▸ **Exercise**:
Your task is to print every entry below exactly as given.

.....

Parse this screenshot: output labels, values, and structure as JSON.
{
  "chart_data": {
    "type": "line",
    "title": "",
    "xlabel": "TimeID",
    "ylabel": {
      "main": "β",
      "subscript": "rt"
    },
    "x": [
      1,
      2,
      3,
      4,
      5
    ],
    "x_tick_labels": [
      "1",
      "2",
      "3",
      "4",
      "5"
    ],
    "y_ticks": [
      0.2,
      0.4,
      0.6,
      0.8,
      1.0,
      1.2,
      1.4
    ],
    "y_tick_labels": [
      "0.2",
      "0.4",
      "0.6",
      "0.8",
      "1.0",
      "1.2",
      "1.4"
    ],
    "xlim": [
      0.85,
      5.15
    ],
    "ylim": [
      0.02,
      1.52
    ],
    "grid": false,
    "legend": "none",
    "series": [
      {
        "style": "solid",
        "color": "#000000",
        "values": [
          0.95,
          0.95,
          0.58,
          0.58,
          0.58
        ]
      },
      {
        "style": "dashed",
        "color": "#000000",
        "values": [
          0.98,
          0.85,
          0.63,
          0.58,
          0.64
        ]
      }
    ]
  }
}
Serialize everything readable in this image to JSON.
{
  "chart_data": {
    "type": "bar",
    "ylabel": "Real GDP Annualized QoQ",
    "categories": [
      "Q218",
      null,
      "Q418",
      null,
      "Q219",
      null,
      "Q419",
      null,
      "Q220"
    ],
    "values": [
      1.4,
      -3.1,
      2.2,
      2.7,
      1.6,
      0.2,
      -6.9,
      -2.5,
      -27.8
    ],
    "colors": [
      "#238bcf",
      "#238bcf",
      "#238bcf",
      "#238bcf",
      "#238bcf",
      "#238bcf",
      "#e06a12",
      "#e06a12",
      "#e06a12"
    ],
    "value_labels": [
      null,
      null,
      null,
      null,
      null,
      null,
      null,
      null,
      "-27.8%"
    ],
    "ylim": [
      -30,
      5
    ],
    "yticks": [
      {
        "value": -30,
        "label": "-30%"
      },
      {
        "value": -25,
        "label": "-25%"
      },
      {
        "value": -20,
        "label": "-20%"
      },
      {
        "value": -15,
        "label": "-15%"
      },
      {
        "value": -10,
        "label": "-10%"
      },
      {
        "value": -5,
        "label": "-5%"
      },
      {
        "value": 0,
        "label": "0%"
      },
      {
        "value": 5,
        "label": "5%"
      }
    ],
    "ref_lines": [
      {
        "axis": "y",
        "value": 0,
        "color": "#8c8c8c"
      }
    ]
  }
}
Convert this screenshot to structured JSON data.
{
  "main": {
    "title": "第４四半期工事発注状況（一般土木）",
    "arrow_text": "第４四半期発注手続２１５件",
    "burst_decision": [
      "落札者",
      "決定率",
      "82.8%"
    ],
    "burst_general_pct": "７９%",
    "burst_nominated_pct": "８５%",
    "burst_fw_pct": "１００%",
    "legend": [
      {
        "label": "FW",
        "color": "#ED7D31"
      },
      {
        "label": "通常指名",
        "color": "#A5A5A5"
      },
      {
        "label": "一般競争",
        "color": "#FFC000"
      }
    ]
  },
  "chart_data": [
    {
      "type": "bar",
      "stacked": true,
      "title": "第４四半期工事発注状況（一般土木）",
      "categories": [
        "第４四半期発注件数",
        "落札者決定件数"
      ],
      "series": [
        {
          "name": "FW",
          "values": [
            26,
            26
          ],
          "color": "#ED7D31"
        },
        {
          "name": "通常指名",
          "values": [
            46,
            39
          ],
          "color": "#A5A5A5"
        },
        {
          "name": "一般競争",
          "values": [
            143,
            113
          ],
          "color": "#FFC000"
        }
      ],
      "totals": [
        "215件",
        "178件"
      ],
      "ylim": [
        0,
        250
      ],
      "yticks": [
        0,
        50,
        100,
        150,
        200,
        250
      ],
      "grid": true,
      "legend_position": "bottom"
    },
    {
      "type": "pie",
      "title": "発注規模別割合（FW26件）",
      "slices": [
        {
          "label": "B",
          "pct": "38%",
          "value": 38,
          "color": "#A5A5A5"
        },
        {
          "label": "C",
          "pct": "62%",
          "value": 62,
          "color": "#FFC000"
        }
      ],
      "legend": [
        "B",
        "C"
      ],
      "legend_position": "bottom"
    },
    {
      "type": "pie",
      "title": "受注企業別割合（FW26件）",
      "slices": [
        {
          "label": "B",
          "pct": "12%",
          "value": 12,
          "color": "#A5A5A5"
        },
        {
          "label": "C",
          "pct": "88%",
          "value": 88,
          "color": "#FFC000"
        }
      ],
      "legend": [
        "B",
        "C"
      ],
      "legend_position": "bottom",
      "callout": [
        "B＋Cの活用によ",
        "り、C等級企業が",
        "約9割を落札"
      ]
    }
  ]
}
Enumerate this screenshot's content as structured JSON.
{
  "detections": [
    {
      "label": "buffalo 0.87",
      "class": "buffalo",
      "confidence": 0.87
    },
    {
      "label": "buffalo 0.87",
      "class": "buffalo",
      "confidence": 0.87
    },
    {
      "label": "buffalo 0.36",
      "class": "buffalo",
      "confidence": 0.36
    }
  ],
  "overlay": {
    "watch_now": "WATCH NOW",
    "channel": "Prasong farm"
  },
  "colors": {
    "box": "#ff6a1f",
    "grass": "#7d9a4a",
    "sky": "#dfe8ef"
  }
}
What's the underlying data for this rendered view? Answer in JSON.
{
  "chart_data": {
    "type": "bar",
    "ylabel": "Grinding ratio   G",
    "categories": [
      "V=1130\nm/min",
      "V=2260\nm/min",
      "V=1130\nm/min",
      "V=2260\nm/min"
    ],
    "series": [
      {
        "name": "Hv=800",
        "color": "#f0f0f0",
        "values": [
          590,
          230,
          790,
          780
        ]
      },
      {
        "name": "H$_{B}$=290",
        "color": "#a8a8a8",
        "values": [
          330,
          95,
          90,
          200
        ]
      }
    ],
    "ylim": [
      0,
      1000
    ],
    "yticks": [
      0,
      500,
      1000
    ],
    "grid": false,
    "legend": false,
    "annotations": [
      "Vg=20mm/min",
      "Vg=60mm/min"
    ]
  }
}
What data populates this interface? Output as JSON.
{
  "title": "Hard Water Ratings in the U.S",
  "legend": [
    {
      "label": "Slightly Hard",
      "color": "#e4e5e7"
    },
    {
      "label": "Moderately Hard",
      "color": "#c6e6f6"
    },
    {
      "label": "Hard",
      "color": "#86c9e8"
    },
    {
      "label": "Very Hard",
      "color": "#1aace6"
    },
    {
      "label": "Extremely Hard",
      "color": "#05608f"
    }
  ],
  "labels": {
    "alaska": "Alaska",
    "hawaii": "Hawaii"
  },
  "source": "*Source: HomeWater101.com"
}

.....

▸ **Result for this exercise**:
Parse this screenshot: output labels, values, and structure as JSON.
{
  "chart_data": {
    "type": "line",
    "title": "",
    "xlabel": "TimeID",
    "ylabel": {
      "main": "β",
      "subscript": "rt"
    },
    "x": [
      1,
      2,
      3,
      4,
      5
    ],
    "x_tick_labels": [
      "1",
      "2",
      "3",
      "4",
      "5"
    ],
    "y_ticks": [
      0.2,
      0.4,
      0.6,
      0.8,
      1.0,
      1.2,
      1.4
    ],
    "y_tick_labels": [
      "0.2",
      "0.4",
      "0.6",
      "0.8",
      "1.0",
      "1.2",
      "1.4"
    ],
    "xlim": [
      0.85,
      5.15
    ],
    "ylim": [
      0.02,
      1.52
    ],
    "grid": false,
    "legend": "none",
    "series": [
      {
        "style": "solid",
        "color": "#000000",
        "values": [
          0.95,
          0.95,
          0.58,
          0.58,
          0.58
        ]
      },
      {
        "style": "dashed",
        "color": "#000000",
        "values": [
          0.98,
          0.85,
          0.63,
          0.58,
          0.64
        ]
      }
    ]
  }
}
Serialize everything readable in this image to JSON.
{
  "chart_data": {
    "type": "bar",
    "ylabel": "Real GDP Annualized QoQ",
    "categories": [
      "Q218",
      null,
      "Q418",
      null,
      "Q219",
      null,
      "Q419",
      null,
      "Q220"
    ],
    "values": [
      1.4,
      -3.1,
      2.2,
      2.7,
      1.6,
      0.2,
      -6.9,
      -2.5,
      -27.8
    ],
    "colors": [
      "#238bcf",
      "#238bcf",
      "#238bcf",
      "#238bcf",
      "#238bcf",
      "#238bcf",
      "#e06a12",
      "#e06a12",
      "#e06a12"
    ],
    "value_labels": [
      null,
      null,
      null,
      null,
      null,
      null,
      null,
      null,
      "-27.8%"
    ],
    "ylim": [
      -30,
      5
    ],
    "yticks": [
      {
        "value": -30,
        "label": "-30%"
      },
      {
        "value": -25,
        "label": "-25%"
      },
      {
        "value": -20,
        "label": "-20%"
      },
      {
        "value": -15,
        "label": "-15%"
      },
      {
        "value": -10,
        "label": "-10%"
      },
      {
        "value": -5,
        "label": "-5%"
      },
      {
        "value": 0,
        "label": "0%"
      },
      {
        "value": 5,
        "label": "5%"
      }
    ],
    "ref_lines": [
      {
        "axis": "y",
        "value": 0,
        "color": "#8c8c8c"
      }
    ]
  }
}
Convert this screenshot to structured JSON data.
{
  "main": {
    "title": "第４四半期工事発注状況（一般土木）",
    "arrow_text": "第４四半期発注手続２１５件",
    "burst_decision": [
      "落札者",
      "決定率",
      "82.8%"
    ],
    "burst_general_pct": "７９%",
    "burst_nominated_pct": "８５%",
    "burst_fw_pct": "１００%",
    "legend": [
      {
        "label": "FW",
        "color": "#ED7D31"
      },
      {
        "label": "通常指名",
        "color": "#A5A5A5"
      },
      {
        "label": "一般競争",
        "color": "#FFC000"
      }
    ]
  },
  "chart_data": [
    {
      "type": "bar",
      "stacked": true,
      "title": "第４四半期工事発注状況（一般土木）",
      "categories": [
        "第４四半期発注件数",
        "落札者決定件数"
      ],
      "series": [
        {
          "name": "FW",
          "values": [
            26,
            26
          ],
          "color": "#ED7D31"
        },
        {
          "name": "通常指名",
          "values": [
            46,
            39
          ],
          "color": "#A5A5A5"
        },
        {
          "name": "一般競争",
          "values": [
            143,
            113
          ],
          "color": "#FFC000"
        }
      ],
      "totals": [
        "215件",
        "178件"
      ],
      "ylim": [
        0,
        250
      ],
      "yticks": [
        0,
        50,
        100,
        150,
        200,
        250
      ],
      "grid": true,
      "legend_position": "bottom"
    },
    {
      "type": "pie",
      "title": "発注規模別割合（FW26件）",
      "slices": [
        {
          "label": "B",
          "pct": "38%",
          "value": 38,
          "color": "#A5A5A5"
        },
        {
          "label": "C",
          "pct": "62%",
          "value": 62,
          "color": "#FFC000"
        }
      ],
      "legend": [
        "B",
        "C"
      ],
      "legend_position": "bottom"
    },
    {
      "type": "pie",
      "title": "受注企業別割合（FW26件）",
      "slices": [
        {
          "label": "B",
          "pct": "12%",
          "value": 12,
          "color": "#A5A5A5"
        },
        {
          "label": "C",
          "pct": "88%",
          "value": 88,
          "color": "#FFC000"
        }
      ],
      "legend": [
        "B",
        "C"
      ],
      "legend_position": "bottom",
      "callout": [
        "B＋Cの活用によ",
        "り、C等級企業が",
        "約9割を落札"
      ]
    }
  ]
}
Enumerate this screenshot's content as structured JSON.
{
  "detections": [
    {
      "label": "buffalo 0.87",
      "class": "buffalo",
      "confidence": 0.87
    },
    {
      "label": "buffalo 0.87",
      "class": "buffalo",
      "confidence": 0.87
    },
    {
      "label": "buffalo 0.36",
      "class": "buffalo",
      "confidence": 0.36
    }
  ],
  "overlay": {
    "watch_now": "WATCH NOW",
    "channel": "Prasong farm"
  },
  "colors": {
    "box": "#ff6a1f",
    "grass": "#7d9a4a",
    "sky": "#dfe8ef"
  }
}
What's the underlying data for this rendered view? Answer in JSON.
{
  "chart_data": {
    "type": "bar",
    "ylabel": "Grinding ratio   G",
    "categories": [
      "V=1130\nm/min",
      "V=2260\nm/min",
      "V=1130\nm/min",
      "V=2260\nm/min"
    ],
    "series": [
      {
        "name": "Hv=800",
        "color": "#f0f0f0",
        "values": [
          590,
          230,
          790,
          780
        ]
      },
      {
        "name": "H$_{B}$=290",
        "color": "#a8a8a8",
        "values": [
          330,
          95,
          90,
          200
        ]
      }
    ],
    "ylim": [
      0,
      1000
    ],
    "yticks": [
      0,
      500,
      1000
    ],
    "grid": false,
    "legend": false,
    "annotations": [
      "Vg=20mm/min",
      "Vg=60mm/min"
    ]
  }
}
What data populates this interface? Output as JSON.
{
  "title": "Hard Water Ratings in the U.S",
  "legend": [
    {
      "label": "Slightly Hard",
      "color": "#e4e5e7"
    },
    {
      "label": "Moderately Hard",
      "color": "#c6e6f6"
    },
    {
      "label": "Hard",
      "color": "#86c9e8"
    },
    {
      "label": "Very Hard",
      "color": "#1aace6"
    },
    {
      "label": "Extremely Hard",
      "color": "#05608f"
    }
  ],
  "labels": {
    "alaska": "Alaska",
    "hawaii": "Hawaii"
  },
  "source": "*Source: HomeWater101.com"
}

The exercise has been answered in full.